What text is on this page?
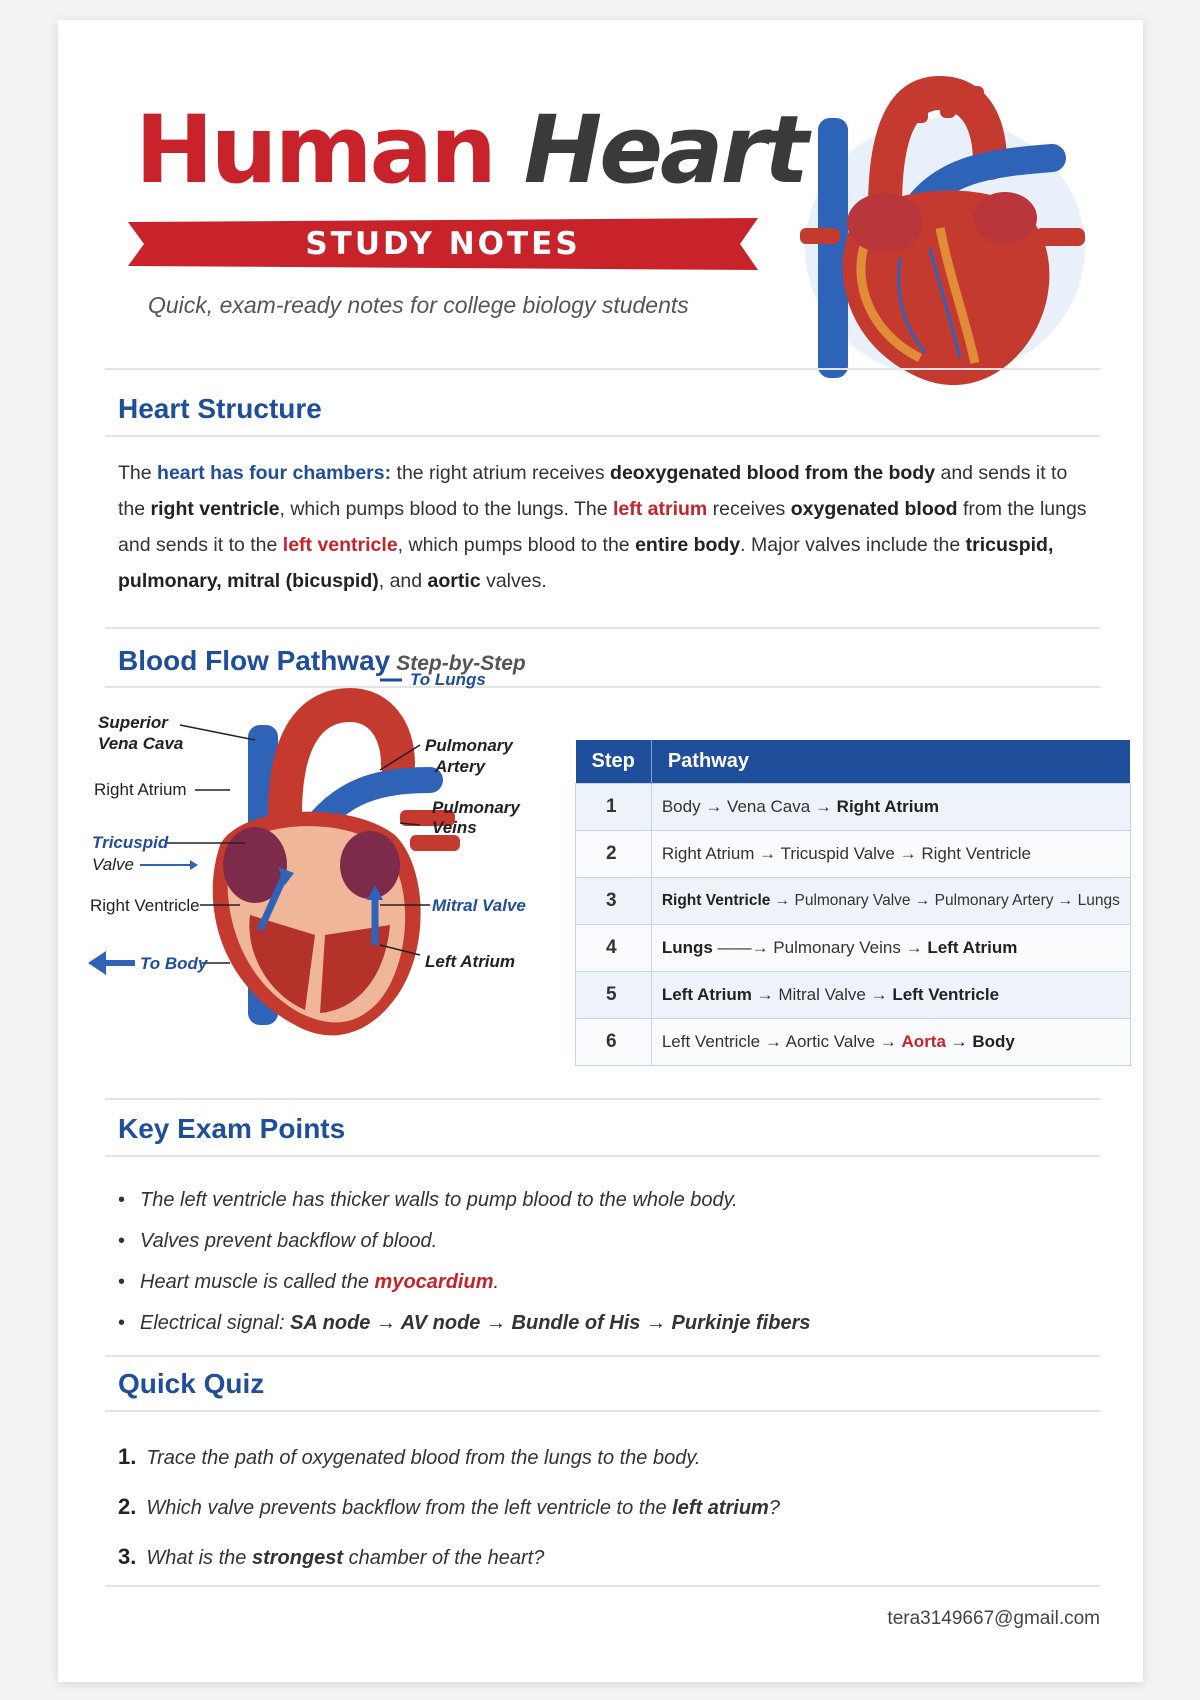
Human Heart
STUDY NOTES
Quick, exam-ready notes for college biology students
Heart Structure
The heart has four chambers: the right atrium receives deoxygenated blood from the body and sends it to the right ventricle, which pumps blood to the lungs. The left atrium receives oxygenated blood from the lungs and sends it to the left ventricle, which pumps blood to the entire body. Major valves include the tricuspid, pulmonary, mitral (bicuspid), and aortic valves.
Blood Flow Pathway Step-by-Step
Superior
Vena Cava	Pulmonary
Artery
Right Atrium
Tricuspid
Valve
Pulmonary
Veins
Right Ventricle	Mitral Valve
Left Atrium
To Lungs
To Body
Step	Pathway
1	Body → Vena Cava → Right Atrium
2	Right Atrium → Tricuspid Valve → Right Ventricle
3	Right Ventricle → Pulmonary Valve → Pulmonary Artery → Lungs
4	Lungs ——→ Pulmonary Veins → Left Atrium
5	Left Atrium → Mitral Valve → Left Ventricle
6	Left Ventricle → Aortic Valve → Aorta → Body
Key Exam Points
• The left ventricle has thicker walls to pump blood to the whole body.
• Valves prevent backflow of blood.
• Heart muscle is called the myocardium.
• Electrical signal: SA node → AV node → Bundle of His → Purkinje fibers
Quick Quiz
1. Trace the path of oxygenated blood from the lungs to the body.
2. Which valve prevents backflow from the left ventricle to the left atrium?
3. What is the strongest chamber of the heart?
tera3149667@gmail.com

- - - - -

PROMPT: Pictures in the records must not appear in the copy; transcribe everything else precisely.

CORRECT RESPONSE:
What text is on this page?
Human Heart
STUDY NOTES
Quick, exam-ready notes for college biology students
Heart Structure
The heart has four chambers: the right atrium receives deoxygenated blood from the body and sends it to the right ventricle, which pumps blood to the lungs. The left atrium receives oxygenated blood from the lungs and sends it to the left ventricle, which pumps blood to the entire body. Major valves include the tricuspid, pulmonary, mitral (bicuspid), and aortic valves.
Blood Flow Pathway Step-by-Step
Superior
Vena Cava	Pulmonary
Artery
Right Atrium
Tricuspid
Valve
Pulmonary
Veins
Right Ventricle	Mitral Valve
Left Atrium
To Lungs
To Body
Step	Pathway
1	Body → Vena Cava → Right Atrium
2	Right Atrium → Tricuspid Valve → Right Ventricle
3	Right Ventricle → Pulmonary Valve → Pulmonary Artery → Lungs
4	Lungs ——→ Pulmonary Veins → Left Atrium
5	Left Atrium → Mitral Valve → Left Ventricle
6	Left Ventricle → Aortic Valve → Aorta → Body
Key Exam Points
• The left ventricle has thicker walls to pump blood to the whole body.
• Valves prevent backflow of blood.
• Heart muscle is called the myocardium.
• Electrical signal: SA node → AV node → Bundle of His → Purkinje fibers
Quick Quiz
1. Trace the path of oxygenated blood from the lungs to the body.
2. Which valve prevents backflow from the left ventricle to the left atrium?
3. What is the strongest chamber of the heart?
tera3149667@gmail.com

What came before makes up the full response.